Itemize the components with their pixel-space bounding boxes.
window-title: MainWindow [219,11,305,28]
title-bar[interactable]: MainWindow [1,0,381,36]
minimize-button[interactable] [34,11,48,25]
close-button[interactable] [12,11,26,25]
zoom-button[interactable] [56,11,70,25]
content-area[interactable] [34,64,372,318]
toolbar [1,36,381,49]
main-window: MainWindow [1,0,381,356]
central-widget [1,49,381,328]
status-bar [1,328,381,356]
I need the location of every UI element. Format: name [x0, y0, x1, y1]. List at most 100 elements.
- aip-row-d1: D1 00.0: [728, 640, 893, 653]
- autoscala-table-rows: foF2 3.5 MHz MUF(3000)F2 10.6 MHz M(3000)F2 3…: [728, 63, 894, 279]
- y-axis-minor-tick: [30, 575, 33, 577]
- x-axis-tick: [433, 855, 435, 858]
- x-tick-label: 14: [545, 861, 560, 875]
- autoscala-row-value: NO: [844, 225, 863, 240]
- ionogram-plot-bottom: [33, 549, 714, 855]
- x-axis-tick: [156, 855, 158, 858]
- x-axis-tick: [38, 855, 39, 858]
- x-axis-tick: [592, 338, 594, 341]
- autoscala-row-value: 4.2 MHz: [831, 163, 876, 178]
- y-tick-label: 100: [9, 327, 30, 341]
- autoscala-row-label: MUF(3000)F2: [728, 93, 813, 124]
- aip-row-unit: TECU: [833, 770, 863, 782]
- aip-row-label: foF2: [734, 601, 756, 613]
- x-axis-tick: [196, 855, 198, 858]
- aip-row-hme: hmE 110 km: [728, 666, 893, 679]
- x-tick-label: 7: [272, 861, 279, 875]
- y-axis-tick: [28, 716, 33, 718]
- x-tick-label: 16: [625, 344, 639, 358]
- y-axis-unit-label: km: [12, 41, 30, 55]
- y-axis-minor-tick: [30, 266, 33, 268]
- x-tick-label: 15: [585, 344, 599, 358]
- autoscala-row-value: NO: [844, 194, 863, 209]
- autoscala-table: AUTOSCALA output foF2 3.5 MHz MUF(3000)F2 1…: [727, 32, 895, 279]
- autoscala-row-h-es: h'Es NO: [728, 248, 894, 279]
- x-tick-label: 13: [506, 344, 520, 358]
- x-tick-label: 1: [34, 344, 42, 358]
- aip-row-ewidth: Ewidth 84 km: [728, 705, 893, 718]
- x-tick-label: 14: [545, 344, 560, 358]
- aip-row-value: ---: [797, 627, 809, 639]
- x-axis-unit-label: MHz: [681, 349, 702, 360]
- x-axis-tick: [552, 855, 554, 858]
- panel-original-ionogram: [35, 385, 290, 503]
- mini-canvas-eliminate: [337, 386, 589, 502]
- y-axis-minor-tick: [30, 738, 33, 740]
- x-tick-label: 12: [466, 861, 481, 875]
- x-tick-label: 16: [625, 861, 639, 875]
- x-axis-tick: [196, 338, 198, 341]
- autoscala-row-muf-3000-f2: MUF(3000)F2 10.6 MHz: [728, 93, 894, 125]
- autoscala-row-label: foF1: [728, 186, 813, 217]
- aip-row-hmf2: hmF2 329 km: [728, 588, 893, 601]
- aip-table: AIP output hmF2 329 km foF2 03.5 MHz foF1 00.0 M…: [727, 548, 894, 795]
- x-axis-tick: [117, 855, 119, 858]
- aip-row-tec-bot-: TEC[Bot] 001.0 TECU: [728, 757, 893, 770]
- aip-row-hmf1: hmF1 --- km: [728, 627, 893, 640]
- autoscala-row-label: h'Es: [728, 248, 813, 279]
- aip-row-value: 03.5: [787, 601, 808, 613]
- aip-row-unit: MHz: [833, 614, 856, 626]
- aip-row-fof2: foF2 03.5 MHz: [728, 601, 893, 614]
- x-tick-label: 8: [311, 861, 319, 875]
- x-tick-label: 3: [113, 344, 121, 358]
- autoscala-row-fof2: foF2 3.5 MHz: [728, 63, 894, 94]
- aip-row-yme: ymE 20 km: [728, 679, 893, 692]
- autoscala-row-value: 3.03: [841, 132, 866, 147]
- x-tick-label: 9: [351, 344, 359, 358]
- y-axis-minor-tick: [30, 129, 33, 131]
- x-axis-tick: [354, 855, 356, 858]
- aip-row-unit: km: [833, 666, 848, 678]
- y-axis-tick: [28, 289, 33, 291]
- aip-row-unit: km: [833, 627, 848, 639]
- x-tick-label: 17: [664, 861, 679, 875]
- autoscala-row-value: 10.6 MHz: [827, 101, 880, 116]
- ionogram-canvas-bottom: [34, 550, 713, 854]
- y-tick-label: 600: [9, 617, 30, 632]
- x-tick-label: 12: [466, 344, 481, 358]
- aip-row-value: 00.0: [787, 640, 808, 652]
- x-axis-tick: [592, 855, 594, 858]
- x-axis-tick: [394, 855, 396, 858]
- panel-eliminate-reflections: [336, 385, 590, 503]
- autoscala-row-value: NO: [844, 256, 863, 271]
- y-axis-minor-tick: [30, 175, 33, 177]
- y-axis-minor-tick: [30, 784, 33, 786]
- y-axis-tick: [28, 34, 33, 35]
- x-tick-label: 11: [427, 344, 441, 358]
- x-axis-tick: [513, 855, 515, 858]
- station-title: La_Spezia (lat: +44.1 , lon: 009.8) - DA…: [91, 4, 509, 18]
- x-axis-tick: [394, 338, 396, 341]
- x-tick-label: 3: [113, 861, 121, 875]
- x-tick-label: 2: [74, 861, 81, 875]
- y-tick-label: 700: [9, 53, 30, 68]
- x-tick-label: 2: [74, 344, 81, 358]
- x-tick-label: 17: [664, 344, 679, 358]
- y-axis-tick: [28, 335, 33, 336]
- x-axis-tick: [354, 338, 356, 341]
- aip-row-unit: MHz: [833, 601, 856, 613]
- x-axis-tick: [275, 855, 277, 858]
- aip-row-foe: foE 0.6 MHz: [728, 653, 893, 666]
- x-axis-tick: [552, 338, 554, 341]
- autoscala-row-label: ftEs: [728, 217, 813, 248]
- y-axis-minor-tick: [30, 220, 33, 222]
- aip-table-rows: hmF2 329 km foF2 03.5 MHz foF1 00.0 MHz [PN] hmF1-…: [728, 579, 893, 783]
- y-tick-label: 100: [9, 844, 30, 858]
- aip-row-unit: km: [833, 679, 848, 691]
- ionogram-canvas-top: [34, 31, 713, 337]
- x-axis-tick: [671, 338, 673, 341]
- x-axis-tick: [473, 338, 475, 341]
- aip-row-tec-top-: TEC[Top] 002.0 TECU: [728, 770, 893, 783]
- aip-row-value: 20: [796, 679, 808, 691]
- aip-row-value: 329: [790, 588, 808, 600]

--- What is needed ---
Output every line of the data above as a Markdown table with two columns, Row and Line. Number the rows in order, and leave out blank lines.

--- Full answer ---
| Row | Line |
|---|---|
| 1 | Itemize the components with their pixel-space bounding boxes. |
| 2 | window-title: MainWindow [219,11,305,28] |
| 3 | title-bar[interactable]: MainWindow [1,0,381,36] |
| 4 | minimize-button[interactable] [34,11,48,25] |
| 5 | close-button[interactable] [12,11,26,25] |
| 6 | zoom-button[interactable] [56,11,70,25] |
| 7 | content-area[interactable] [34,64,372,318] |
| 8 | toolbar [1,36,381,49] |
| 9 | main-window: MainWindow [1,0,381,356] |
| 10 | central-widget [1,49,381,328] |
| 11 | status-bar [1,328,381,356] |
| 12 | I need the location of every UI element. Format: name [x0, y0, x1, y1]. List at most 100 elements. |
| 13 | - aip-row-d1: D1 00.0: [728, 640, 893, 653] |
| 14 | - autoscala-table-rows: foF2 3.5 MHz MUF(3000)F2 10.6 MHz M(3000)F2 3…: [728, 63, 894, 279] |
| 15 | - y-axis-minor-tick: [30, 575, 33, 577] |
| 16 | - x-axis-tick: [433, 855, 435, 858] |
| 17 | - x-tick-label: 14: [545, 861, 560, 875] |
| 18 | - autoscala-row-value: NO: [844, 225, 863, 240] |
| 19 | - ionogram-plot-bottom: [33, 549, 714, 855] |
| 20 | - x-axis-tick: [156, 855, 158, 858] |
| 21 | - x-axis-tick: [38, 855, 39, 858] |
| 22 | - x-axis-tick: [592, 338, 594, 341] |
| 23 | - autoscala-row-value: 4.2 MHz: [831, 163, 876, 178] |
| 24 | - y-tick-label: 100: [9, 327, 30, 341] |
| 25 | - autoscala-row-label: MUF(3000)F2: [728, 93, 813, 124] |
| 26 | - aip-row-unit: TECU: [833, 770, 863, 782] |
| 27 | - aip-row-label: foF2: [734, 601, 756, 613] |
| 28 | - x-axis-tick: [196, 855, 198, 858] |
| 29 | - aip-row-hme: hmE 110 km: [728, 666, 893, 679] |
| 30 | - x-tick-label: 7: [272, 861, 279, 875] |
| 31 | - y-axis-tick: [28, 716, 33, 718] |
| 32 | - x-tick-label: 16: [625, 344, 639, 358] |
| 33 | - y-axis-unit-label: km: [12, 41, 30, 55] |
| 34 | - y-axis-minor-tick: [30, 266, 33, 268] |
| 35 | - x-tick-label: 15: [585, 344, 599, 358] |
| 36 | - autoscala-row-value: NO: [844, 194, 863, 209] |
| 37 | - autoscala-table: AUTOSCALA output foF2 3.5 MHz MUF(3000)F2 1…: [727, 32, 895, 279] |
| 38 | - autoscala-row-h-es: h'Es NO: [728, 248, 894, 279] |
| 39 | - x-tick-label: 13: [506, 344, 520, 358] |
| 40 | - x-tick-label: 1: [34, 344, 42, 358] |
| 41 | - aip-row-ewidth: Ewidth 84 km: [728, 705, 893, 718] |
| 42 | - x-tick-label: 14: [545, 344, 560, 358] |
| 43 | - aip-row-value: ---: [797, 627, 809, 639] |
| 44 | - x-axis-unit-label: MHz: [681, 349, 702, 360] |
| 45 | - x-axis-tick: [552, 855, 554, 858] |
| 46 | - panel-original-ionogram: [35, 385, 290, 503] |
| 47 | - mini-canvas-eliminate: [337, 386, 589, 502] |
| 48 | - y-axis-minor-tick: [30, 738, 33, 740] |
| 49 | - x-tick-label: 12: [466, 861, 481, 875] |
| 50 | - x-tick-label: 16: [625, 861, 639, 875] |
| 51 | - x-axis-tick: [196, 338, 198, 341] |
| 52 | - autoscala-row-muf-3000-f2: MUF(3000)F2 10.6 MHz: [728, 93, 894, 125] |
| 53 | - autoscala-row-label: foF1: [728, 186, 813, 217] |
| 54 | - aip-row-hmf2: hmF2 329 km: [728, 588, 893, 601] |
| 55 | - aip-table: AIP output hmF2 329 km foF2 03.5 MHz foF1 00.0 M…: [727, 548, 894, 795] |
| 56 | - x-axis-tick: [117, 855, 119, 858] |
| 57 | - aip-row-tec-bot-: TEC[Bot] 001.0 TECU: [728, 757, 893, 770] |
| 58 | - aip-row-hmf1: hmF1 --- km: [728, 627, 893, 640] |
| 59 | - autoscala-row-label: h'Es: [728, 248, 813, 279] |
| 60 | - aip-row-value: 03.5: [787, 601, 808, 613] |
| 61 | - aip-row-unit: MHz: [833, 614, 856, 626] |
| 62 | - aip-row-fof2: foF2 03.5 MHz: [728, 601, 893, 614] |
| 63 | - x-tick-label: 8: [311, 861, 319, 875] |
| 64 | - x-tick-label: 3: [113, 344, 121, 358] |
| 65 | - autoscala-row-fof2: foF2 3.5 MHz: [728, 63, 894, 94] |
| 66 | - aip-row-yme: ymE 20 km: [728, 679, 893, 692] |
| 67 | - autoscala-row-value: 3.03: [841, 132, 866, 147] |
| 68 | - x-tick-label: 9: [351, 344, 359, 358] |
| 69 | - y-axis-minor-tick: [30, 129, 33, 131] |
| 70 | - x-axis-tick: [354, 855, 356, 858] |
| 71 | - aip-row-unit: km: [833, 666, 848, 678] |
| 72 | - y-axis-tick: [28, 289, 33, 291] |
| 73 | - aip-row-unit: km: [833, 627, 848, 639] |
| 74 | - x-tick-label: 17: [664, 861, 679, 875] |
| 75 | - autoscala-row-value: 10.6 MHz: [827, 101, 880, 116] |
| 76 | - ionogram-canvas-bottom: [34, 550, 713, 854] |
| 77 | - y-tick-label: 600: [9, 617, 30, 632] |
| 78 | - x-tick-label: 12: [466, 344, 481, 358] |
| 79 | - aip-row-value: 00.0: [787, 640, 808, 652] |
| 80 | - x-axis-tick: [592, 855, 594, 858] |
| 81 | - x-axis-tick: [394, 855, 396, 858] |
| 82 | - panel-eliminate-reflections: [336, 385, 590, 503] |
| 83 | - autoscala-row-value: NO: [844, 256, 863, 271] |
| 84 | - y-axis-minor-tick: [30, 175, 33, 177] |
| 85 | - y-axis-minor-tick: [30, 784, 33, 786] |
| 86 | - y-axis-tick: [28, 34, 33, 35] |
| 87 | - x-tick-label: 11: [427, 344, 441, 358] |
| 88 | - x-axis-tick: [513, 855, 515, 858] |
| 89 | - station-title: La_Spezia (lat: +44.1 , lon: 009.8) - DA…: [91, 4, 509, 18] |
| 90 | - x-axis-tick: [394, 338, 396, 341] |
| 91 | - x-tick-label: 3: [113, 861, 121, 875] |
| 92 | - x-tick-label: 2: [74, 861, 81, 875] |
| 93 | - y-tick-label: 700: [9, 53, 30, 68] |
| 94 | - x-tick-label: 2: [74, 344, 81, 358] |
| 95 | - x-tick-label: 17: [664, 344, 679, 358] |
| 96 | - y-axis-tick: [28, 335, 33, 336] |
| 97 | - x-axis-tick: [354, 338, 356, 341] |
| 98 | - aip-row-unit: MHz: [833, 601, 856, 613] |
| 99 | - x-axis-tick: [275, 855, 277, 858] |
| 100 | - aip-row-foe: foE 0.6 MHz: [728, 653, 893, 666] |
| 101 | - x-axis-tick: [552, 338, 554, 341] |
| 102 | - autoscala-row-label: ftEs: [728, 217, 813, 248] |
| 103 | - y-axis-minor-tick: [30, 220, 33, 222] |
| 104 | - aip-table-rows: hmF2 329 km foF2 03.5 MHz foF1 00.0 MHz [PN] hmF1-…: [728, 579, 893, 783] |
| 105 | - y-tick-label: 100: [9, 844, 30, 858] |
| 106 | - aip-row-unit: km: [833, 679, 848, 691] |
| 107 | - ionogram-canvas-top: [34, 31, 713, 337] |
| 108 | - x-axis-tick: [671, 338, 673, 341] |
| 109 | - x-axis-tick: [473, 338, 475, 341] |
| 110 | - aip-row-tec-top-: TEC[Top] 002.0 TECU: [728, 770, 893, 783] |
| 111 | - aip-row-value: 20: [796, 679, 808, 691] |
| 112 | - aip-row-value: 329: [790, 588, 808, 600] |